[Records about charts and figures]
>> start
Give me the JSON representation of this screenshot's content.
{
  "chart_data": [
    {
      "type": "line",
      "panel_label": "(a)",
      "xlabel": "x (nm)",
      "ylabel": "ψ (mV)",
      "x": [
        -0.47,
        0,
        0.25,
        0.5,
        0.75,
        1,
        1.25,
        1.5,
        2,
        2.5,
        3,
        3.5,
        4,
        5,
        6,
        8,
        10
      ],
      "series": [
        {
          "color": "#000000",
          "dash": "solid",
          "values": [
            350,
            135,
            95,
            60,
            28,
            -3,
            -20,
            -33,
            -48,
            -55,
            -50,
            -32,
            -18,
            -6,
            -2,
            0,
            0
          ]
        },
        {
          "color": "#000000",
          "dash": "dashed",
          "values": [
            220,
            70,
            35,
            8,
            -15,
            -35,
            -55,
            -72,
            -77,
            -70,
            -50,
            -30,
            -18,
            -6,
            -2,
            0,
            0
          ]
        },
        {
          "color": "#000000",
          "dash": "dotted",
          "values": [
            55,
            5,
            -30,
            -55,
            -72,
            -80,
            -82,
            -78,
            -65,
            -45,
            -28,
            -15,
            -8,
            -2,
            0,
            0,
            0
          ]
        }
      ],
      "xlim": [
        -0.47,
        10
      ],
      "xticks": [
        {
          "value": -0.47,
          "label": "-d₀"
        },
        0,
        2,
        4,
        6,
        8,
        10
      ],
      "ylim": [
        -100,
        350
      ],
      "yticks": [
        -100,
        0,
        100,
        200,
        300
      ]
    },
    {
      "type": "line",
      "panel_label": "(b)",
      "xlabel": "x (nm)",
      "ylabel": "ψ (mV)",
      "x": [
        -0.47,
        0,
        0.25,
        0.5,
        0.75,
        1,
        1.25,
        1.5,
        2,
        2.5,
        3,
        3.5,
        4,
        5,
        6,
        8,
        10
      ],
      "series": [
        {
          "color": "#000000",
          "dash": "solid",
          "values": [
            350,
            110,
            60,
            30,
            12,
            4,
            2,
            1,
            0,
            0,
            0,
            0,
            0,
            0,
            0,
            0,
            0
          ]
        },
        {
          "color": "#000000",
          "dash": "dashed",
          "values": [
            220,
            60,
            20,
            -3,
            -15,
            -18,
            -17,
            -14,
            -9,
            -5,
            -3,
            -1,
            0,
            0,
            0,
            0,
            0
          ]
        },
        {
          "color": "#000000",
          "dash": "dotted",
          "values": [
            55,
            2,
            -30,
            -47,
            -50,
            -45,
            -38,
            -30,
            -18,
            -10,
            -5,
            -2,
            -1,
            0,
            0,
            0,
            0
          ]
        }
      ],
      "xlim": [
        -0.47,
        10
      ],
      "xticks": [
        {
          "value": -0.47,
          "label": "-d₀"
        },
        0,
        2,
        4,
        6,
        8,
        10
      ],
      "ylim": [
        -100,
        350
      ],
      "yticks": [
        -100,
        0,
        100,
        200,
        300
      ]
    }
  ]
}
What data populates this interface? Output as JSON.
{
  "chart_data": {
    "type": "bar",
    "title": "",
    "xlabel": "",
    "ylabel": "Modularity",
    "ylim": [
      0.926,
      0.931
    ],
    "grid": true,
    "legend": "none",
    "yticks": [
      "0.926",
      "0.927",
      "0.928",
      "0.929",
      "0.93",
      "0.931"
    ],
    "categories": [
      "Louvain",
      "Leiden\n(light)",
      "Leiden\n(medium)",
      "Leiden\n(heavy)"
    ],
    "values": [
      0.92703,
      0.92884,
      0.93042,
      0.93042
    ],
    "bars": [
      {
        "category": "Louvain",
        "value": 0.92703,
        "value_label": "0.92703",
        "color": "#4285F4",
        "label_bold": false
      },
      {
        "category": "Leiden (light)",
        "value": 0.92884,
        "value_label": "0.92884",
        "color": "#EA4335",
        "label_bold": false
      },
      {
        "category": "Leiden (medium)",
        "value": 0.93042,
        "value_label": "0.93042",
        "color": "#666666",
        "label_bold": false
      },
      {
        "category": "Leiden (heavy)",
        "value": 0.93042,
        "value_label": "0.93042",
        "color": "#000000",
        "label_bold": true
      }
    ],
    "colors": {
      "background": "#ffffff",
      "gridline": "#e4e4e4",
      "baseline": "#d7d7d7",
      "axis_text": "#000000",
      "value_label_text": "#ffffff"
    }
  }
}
>> end
**Stated problem**
Look through the listing and extract every line with "ffffff" in it.

**Solution to this exercise**
      "background": "#ffffff",
      "value_label_text": "#ffffff"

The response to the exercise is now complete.